(Data entries for graphics)
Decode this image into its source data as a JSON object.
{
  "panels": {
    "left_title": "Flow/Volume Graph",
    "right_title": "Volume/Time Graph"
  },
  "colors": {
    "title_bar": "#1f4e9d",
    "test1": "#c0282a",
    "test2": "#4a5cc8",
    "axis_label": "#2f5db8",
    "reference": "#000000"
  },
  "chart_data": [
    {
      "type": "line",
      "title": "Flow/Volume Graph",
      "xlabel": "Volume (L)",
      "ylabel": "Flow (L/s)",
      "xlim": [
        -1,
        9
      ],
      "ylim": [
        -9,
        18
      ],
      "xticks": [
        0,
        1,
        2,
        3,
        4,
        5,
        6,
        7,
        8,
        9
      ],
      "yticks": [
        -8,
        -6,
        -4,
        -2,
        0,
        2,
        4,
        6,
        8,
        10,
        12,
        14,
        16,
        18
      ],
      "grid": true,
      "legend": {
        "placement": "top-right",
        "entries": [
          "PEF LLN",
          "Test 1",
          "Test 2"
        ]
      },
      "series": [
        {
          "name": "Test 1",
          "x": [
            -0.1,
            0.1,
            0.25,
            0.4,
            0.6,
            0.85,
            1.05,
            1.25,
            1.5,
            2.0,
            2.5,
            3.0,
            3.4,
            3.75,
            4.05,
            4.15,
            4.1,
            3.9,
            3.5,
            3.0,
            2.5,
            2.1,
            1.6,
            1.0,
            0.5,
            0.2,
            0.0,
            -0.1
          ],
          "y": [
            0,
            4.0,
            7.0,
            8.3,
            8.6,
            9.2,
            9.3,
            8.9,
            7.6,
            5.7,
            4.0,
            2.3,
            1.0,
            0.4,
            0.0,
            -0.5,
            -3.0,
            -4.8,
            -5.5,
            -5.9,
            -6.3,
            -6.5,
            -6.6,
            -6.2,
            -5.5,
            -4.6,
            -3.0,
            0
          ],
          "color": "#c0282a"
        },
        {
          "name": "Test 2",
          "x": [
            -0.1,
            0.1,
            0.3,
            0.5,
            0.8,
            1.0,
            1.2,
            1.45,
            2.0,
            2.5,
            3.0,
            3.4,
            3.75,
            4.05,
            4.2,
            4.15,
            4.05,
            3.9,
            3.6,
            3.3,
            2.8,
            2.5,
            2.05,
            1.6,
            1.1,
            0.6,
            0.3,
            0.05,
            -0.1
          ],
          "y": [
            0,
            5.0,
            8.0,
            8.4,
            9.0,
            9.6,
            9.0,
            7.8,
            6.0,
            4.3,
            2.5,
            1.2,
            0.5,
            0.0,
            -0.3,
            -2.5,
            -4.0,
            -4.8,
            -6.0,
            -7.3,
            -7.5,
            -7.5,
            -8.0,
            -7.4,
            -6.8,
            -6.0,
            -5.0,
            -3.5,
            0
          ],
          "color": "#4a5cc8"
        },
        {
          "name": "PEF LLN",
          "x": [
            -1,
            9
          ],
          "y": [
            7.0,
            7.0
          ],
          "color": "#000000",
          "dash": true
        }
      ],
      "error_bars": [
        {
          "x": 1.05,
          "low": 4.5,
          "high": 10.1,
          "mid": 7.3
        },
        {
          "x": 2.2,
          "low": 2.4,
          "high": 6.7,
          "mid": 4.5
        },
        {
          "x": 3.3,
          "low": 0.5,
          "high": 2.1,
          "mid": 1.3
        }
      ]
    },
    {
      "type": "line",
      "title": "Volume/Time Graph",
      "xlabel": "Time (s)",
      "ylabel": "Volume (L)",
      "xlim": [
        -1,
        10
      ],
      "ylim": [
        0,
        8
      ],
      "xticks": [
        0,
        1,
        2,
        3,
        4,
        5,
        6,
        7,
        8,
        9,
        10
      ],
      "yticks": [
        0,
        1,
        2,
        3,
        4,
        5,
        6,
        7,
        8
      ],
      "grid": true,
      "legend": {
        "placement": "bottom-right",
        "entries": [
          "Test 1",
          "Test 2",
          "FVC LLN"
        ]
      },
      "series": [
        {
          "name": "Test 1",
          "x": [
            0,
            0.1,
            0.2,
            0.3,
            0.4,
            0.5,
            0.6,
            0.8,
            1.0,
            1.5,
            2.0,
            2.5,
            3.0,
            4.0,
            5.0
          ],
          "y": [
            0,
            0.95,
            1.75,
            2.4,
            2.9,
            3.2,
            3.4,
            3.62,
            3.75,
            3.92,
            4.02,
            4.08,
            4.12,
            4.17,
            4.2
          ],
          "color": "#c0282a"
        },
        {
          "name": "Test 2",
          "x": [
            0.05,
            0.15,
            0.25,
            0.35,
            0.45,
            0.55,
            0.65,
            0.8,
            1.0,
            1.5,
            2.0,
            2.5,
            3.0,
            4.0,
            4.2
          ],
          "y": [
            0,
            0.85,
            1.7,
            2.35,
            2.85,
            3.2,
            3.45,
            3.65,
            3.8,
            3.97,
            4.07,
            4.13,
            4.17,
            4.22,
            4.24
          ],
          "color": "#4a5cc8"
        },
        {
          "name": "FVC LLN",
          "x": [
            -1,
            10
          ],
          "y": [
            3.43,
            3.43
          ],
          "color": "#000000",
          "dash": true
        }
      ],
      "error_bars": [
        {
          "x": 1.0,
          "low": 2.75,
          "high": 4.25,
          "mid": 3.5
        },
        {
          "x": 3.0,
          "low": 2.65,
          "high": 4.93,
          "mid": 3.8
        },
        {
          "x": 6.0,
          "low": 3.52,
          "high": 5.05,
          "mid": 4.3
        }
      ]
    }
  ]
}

Task prompt:
Retype the material in full. Each word must match.

Written response:
Decode this image into its source data as a JSON object.
{
  "panels": {
    "left_title": "Flow/Volume Graph",
    "right_title": "Volume/Time Graph"
  },
  "colors": {
    "title_bar": "#1f4e9d",
    "test1": "#c0282a",
    "test2": "#4a5cc8",
    "axis_label": "#2f5db8",
    "reference": "#000000"
  },
  "chart_data": [
    {
      "type": "line",
      "title": "Flow/Volume Graph",
      "xlabel": "Volume (L)",
      "ylabel": "Flow (L/s)",
      "xlim": [
        -1,
        9
      ],
      "ylim": [
        -9,
        18
      ],
      "xticks": [
        0,
        1,
        2,
        3,
        4,
        5,
        6,
        7,
        8,
        9
      ],
      "yticks": [
        -8,
        -6,
        -4,
        -2,
        0,
        2,
        4,
        6,
        8,
        10,
        12,
        14,
        16,
        18
      ],
      "grid": true,
      "legend": {
        "placement": "top-right",
        "entries": [
          "PEF LLN",
          "Test 1",
          "Test 2"
        ]
      },
      "series": [
        {
          "name": "Test 1",
          "x": [
            -0.1,
            0.1,
            0.25,
            0.4,
            0.6,
            0.85,
            1.05,
            1.25,
            1.5,
            2.0,
            2.5,
            3.0,
            3.4,
            3.75,
            4.05,
            4.15,
            4.1,
            3.9,
            3.5,
            3.0,
            2.5,
            2.1,
            1.6,
            1.0,
            0.5,
            0.2,
            0.0,
            -0.1
          ],
          "y": [
            0,
            4.0,
            7.0,
            8.3,
            8.6,
            9.2,
            9.3,
            8.9,
            7.6,
            5.7,
            4.0,
            2.3,
            1.0,
            0.4,
            0.0,
            -0.5,
            -3.0,
            -4.8,
            -5.5,
            -5.9,
            -6.3,
            -6.5,
            -6.6,
            -6.2,
            -5.5,
            -4.6,
            -3.0,
            0
          ],
          "color": "#c0282a"
        },
        {
          "name": "Test 2",
          "x": [
            -0.1,
            0.1,
            0.3,
            0.5,
            0.8,
            1.0,
            1.2,
            1.45,
            2.0,
            2.5,
            3.0,
            3.4,
            3.75,
            4.05,
            4.2,
            4.15,
            4.05,
            3.9,
            3.6,
            3.3,
            2.8,
            2.5,
            2.05,
            1.6,
            1.1,
            0.6,
            0.3,
            0.05,
            -0.1
          ],
          "y": [
            0,
            5.0,
            8.0,
            8.4,
            9.0,
            9.6,
            9.0,
            7.8,
            6.0,
            4.3,
            2.5,
            1.2,
            0.5,
            0.0,
            -0.3,
            -2.5,
            -4.0,
            -4.8,
            -6.0,
            -7.3,
            -7.5,
            -7.5,
            -8.0,
            -7.4,
            -6.8,
            -6.0,
            -5.0,
            -3.5,
            0
          ],
          "color": "#4a5cc8"
        },
        {
          "name": "PEF LLN",
          "x": [
            -1,
            9
          ],
          "y": [
            7.0,
            7.0
          ],
          "color": "#000000",
          "dash": true
        }
      ],
      "error_bars": [
        {
          "x": 1.05,
          "low": 4.5,
          "high": 10.1,
          "mid": 7.3
        },
        {
          "x": 2.2,
          "low": 2.4,
          "high": 6.7,
          "mid": 4.5
        },
        {
          "x": 3.3,
          "low": 0.5,
          "high": 2.1,
          "mid": 1.3
        }
      ]
    },
    {
      "type": "line",
      "title": "Volume/Time Graph",
      "xlabel": "Time (s)",
      "ylabel": "Volume (L)",
      "xlim": [
        -1,
        10
      ],
      "ylim": [
        0,
        8
      ],
      "xticks": [
        0,
        1,
        2,
        3,
        4,
        5,
        6,
        7,
        8,
        9,
        10
      ],
      "yticks": [
        0,
        1,
        2,
        3,
        4,
        5,
        6,
        7,
        8
      ],
      "grid": true,
      "legend": {
        "placement": "bottom-right",
        "entries": [
          "Test 1",
          "Test 2",
          "FVC LLN"
        ]
      },
      "series": [
        {
          "name": "Test 1",
          "x": [
            0,
            0.1,
            0.2,
            0.3,
            0.4,
            0.5,
            0.6,
            0.8,
            1.0,
            1.5,
            2.0,
            2.5,
            3.0,
            4.0,
            5.0
          ],
          "y": [
            0,
            0.95,
            1.75,
            2.4,
            2.9,
            3.2,
            3.4,
            3.62,
            3.75,
            3.92,
            4.02,
            4.08,
            4.12,
            4.17,
            4.2
          ],
          "color": "#c0282a"
        },
        {
          "name": "Test 2",
          "x": [
            0.05,
            0.15,
            0.25,
            0.35,
            0.45,
            0.55,
            0.65,
            0.8,
            1.0,
            1.5,
            2.0,
            2.5,
            3.0,
            4.0,
            4.2
          ],
          "y": [
            0,
            0.85,
            1.7,
            2.35,
            2.85,
            3.2,
            3.45,
            3.65,
            3.8,
            3.97,
            4.07,
            4.13,
            4.17,
            4.22,
            4.24
          ],
          "color": "#4a5cc8"
        },
        {
          "name": "FVC LLN",
          "x": [
            -1,
            10
          ],
          "y": [
            3.43,
            3.43
          ],
          "color": "#000000",
          "dash": true
        }
      ],
      "error_bars": [
        {
          "x": 1.0,
          "low": 2.75,
          "high": 4.25,
          "mid": 3.5
        },
        {
          "x": 3.0,
          "low": 2.65,
          "high": 4.93,
          "mid": 3.8
        },
        {
          "x": 6.0,
          "low": 3.52,
          "high": 5.05,
          "mid": 4.3
        }
      ]
    }
  ]
}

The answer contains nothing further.